● **WHAT IS NEEDED**
Skip the pictures. Copy all the rest of the records down exactly.

● **EXCERPTED RECORDS**
*****
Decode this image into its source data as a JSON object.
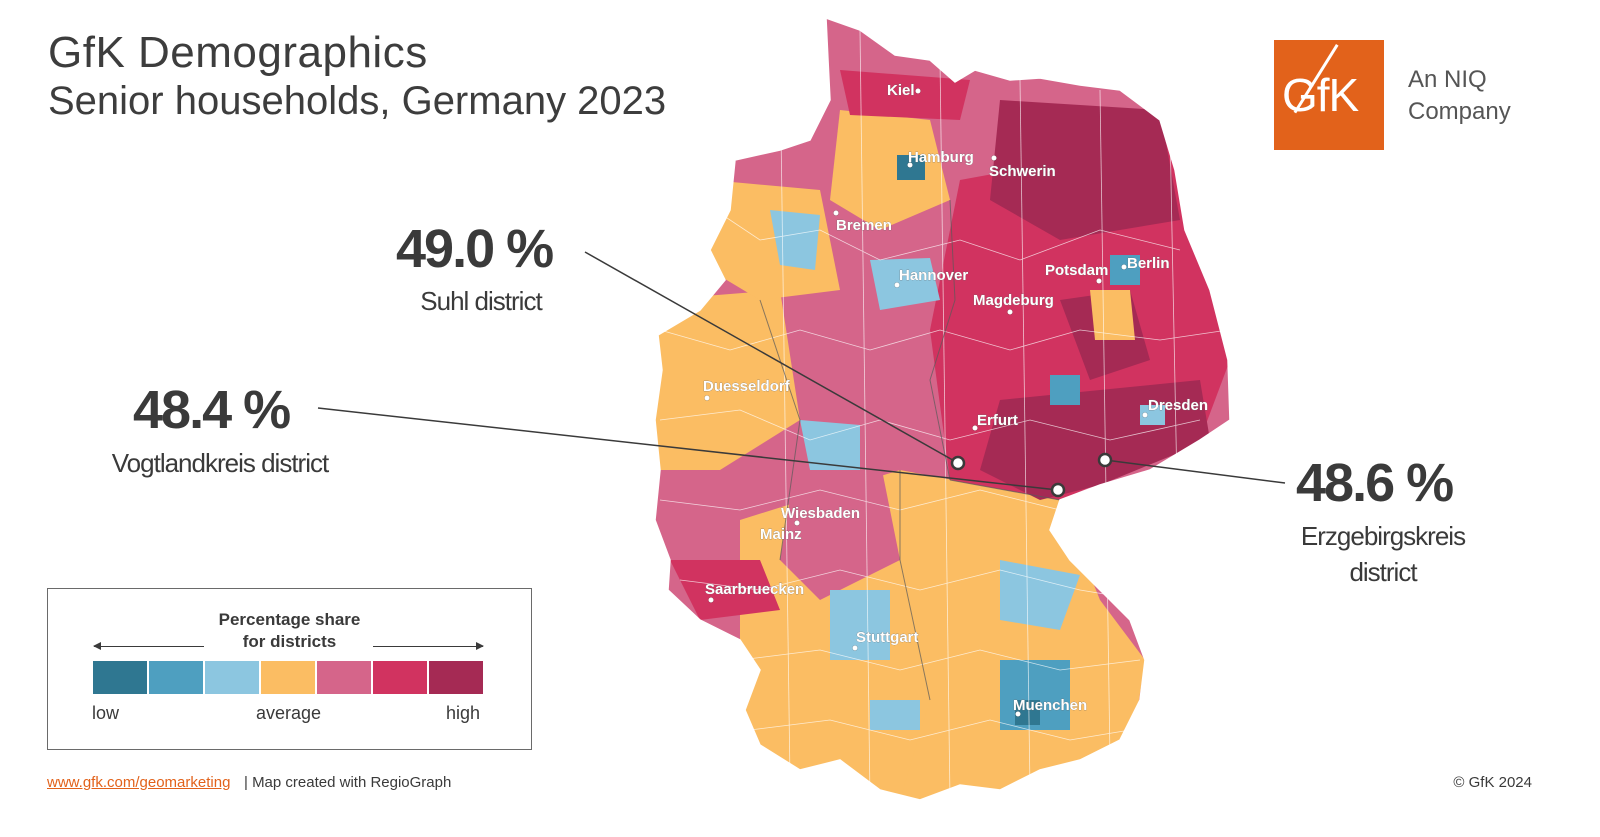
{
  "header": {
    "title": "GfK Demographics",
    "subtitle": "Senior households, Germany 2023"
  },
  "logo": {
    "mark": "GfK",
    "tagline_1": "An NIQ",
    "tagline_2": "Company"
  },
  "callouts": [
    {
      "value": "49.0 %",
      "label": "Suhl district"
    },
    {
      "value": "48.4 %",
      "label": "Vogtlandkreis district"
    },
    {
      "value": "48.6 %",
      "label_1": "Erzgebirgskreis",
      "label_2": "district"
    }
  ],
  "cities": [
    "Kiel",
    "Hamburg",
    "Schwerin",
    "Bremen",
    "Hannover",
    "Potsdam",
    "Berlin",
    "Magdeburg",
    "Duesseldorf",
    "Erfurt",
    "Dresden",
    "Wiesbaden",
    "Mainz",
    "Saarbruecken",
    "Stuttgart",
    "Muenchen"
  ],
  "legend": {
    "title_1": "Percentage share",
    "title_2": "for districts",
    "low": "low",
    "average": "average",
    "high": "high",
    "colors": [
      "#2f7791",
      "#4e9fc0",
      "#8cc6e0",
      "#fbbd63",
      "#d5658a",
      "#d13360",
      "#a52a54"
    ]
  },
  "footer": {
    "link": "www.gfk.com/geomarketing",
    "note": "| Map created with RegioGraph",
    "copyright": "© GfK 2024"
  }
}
*****
● **RESULT OF THIS EXERCISE**
Decode this image into its source data as a JSON object.
{
  "header": {
    "title": "GfK Demographics",
    "subtitle": "Senior households, Germany 2023"
  },
  "logo": {
    "mark": "GfK",
    "tagline_1": "An NIQ",
    "tagline_2": "Company"
  },
  "callouts": [
    {
      "value": "49.0 %",
      "label": "Suhl district"
    },
    {
      "value": "48.4 %",
      "label": "Vogtlandkreis district"
    },
    {
      "value": "48.6 %",
      "label_1": "Erzgebirgskreis",
      "label_2": "district"
    }
  ],
  "cities": [
    "Kiel",
    "Hamburg",
    "Schwerin",
    "Bremen",
    "Hannover",
    "Potsdam",
    "Berlin",
    "Magdeburg",
    "Duesseldorf",
    "Erfurt",
    "Dresden",
    "Wiesbaden",
    "Mainz",
    "Saarbruecken",
    "Stuttgart",
    "Muenchen"
  ],
  "legend": {
    "title_1": "Percentage share",
    "title_2": "for districts",
    "low": "low",
    "average": "average",
    "high": "high",
    "colors": [
      "#2f7791",
      "#4e9fc0",
      "#8cc6e0",
      "#fbbd63",
      "#d5658a",
      "#d13360",
      "#a52a54"
    ]
  },
  "footer": {
    "link": "www.gfk.com/geomarketing",
    "note": "| Map created with RegioGraph",
    "copyright": "© GfK 2024"
  }
}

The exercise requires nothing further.